OBIETTIVO DEL COMPITO:
Conta quante righe delle voci contengono la stringa "footnote", tenendo conto di maiuscole e minuscole. Scrivi soltanto il numero.

*** VOCI ELENCATE

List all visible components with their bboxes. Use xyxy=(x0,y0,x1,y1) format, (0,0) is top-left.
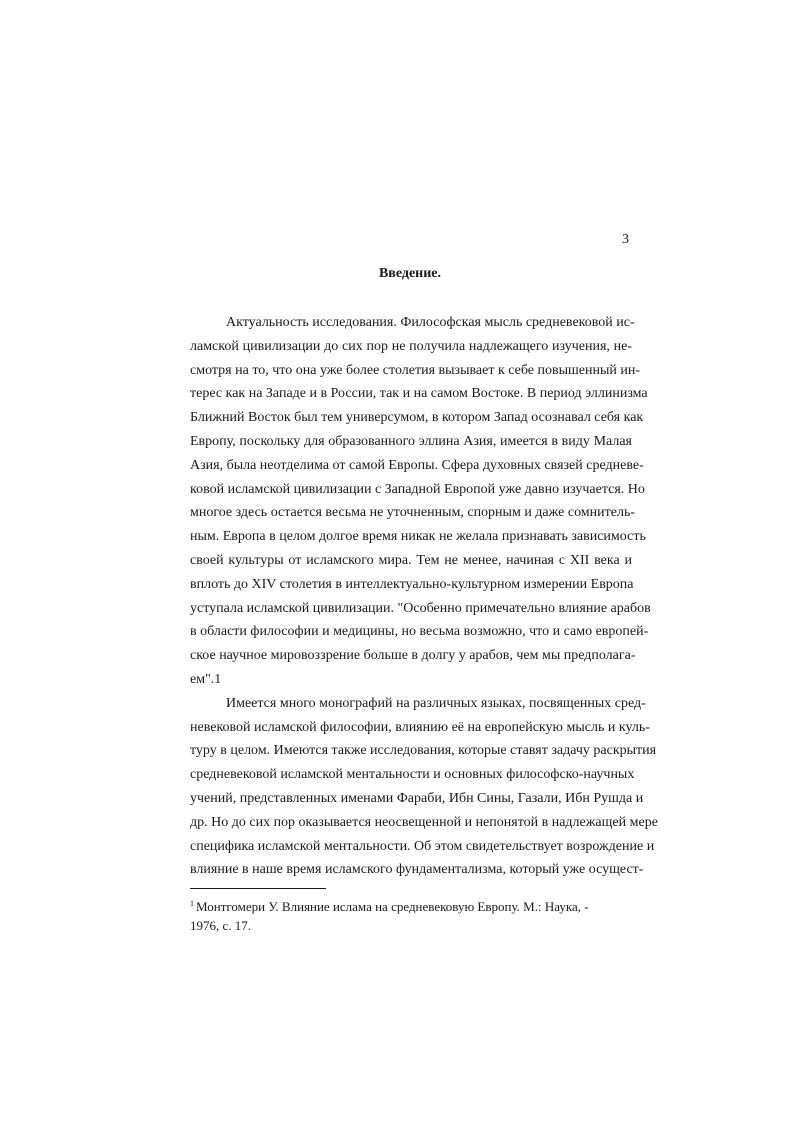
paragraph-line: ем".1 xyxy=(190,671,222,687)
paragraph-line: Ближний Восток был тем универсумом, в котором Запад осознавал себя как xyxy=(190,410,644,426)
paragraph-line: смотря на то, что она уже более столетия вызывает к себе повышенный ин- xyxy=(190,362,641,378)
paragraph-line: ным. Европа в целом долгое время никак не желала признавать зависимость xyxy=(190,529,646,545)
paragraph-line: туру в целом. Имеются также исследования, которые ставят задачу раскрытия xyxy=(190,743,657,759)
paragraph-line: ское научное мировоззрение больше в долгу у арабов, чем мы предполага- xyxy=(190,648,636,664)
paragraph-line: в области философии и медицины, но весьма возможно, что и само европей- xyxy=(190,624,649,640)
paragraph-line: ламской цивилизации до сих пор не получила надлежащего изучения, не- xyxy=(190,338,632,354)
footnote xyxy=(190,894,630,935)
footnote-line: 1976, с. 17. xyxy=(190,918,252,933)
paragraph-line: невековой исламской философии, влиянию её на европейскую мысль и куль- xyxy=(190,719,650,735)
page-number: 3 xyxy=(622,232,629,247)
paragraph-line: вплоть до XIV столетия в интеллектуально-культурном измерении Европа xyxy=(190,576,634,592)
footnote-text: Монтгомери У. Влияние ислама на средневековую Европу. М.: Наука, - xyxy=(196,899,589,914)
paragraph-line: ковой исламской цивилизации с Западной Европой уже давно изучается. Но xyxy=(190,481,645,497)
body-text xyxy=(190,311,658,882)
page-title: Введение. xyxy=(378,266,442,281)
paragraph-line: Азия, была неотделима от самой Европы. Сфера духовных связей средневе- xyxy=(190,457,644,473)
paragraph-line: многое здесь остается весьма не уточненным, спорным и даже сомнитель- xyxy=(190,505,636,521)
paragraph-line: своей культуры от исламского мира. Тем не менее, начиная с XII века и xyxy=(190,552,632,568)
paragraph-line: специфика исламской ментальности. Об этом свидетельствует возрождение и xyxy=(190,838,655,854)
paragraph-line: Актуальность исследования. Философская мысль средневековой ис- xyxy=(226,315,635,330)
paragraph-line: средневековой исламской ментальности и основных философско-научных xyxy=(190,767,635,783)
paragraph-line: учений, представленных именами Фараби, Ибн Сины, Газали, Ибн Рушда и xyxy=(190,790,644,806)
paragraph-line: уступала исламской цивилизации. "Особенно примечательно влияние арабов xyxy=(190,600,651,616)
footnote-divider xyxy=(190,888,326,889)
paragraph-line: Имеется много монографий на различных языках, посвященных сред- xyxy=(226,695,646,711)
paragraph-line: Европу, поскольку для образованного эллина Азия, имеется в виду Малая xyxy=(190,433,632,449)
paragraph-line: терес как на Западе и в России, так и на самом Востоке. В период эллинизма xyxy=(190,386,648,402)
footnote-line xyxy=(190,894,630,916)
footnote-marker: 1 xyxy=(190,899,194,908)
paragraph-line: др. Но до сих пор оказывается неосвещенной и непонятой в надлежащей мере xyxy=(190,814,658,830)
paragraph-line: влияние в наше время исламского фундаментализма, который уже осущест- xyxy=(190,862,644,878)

******

RISPOSTA DEFINITIVA:
6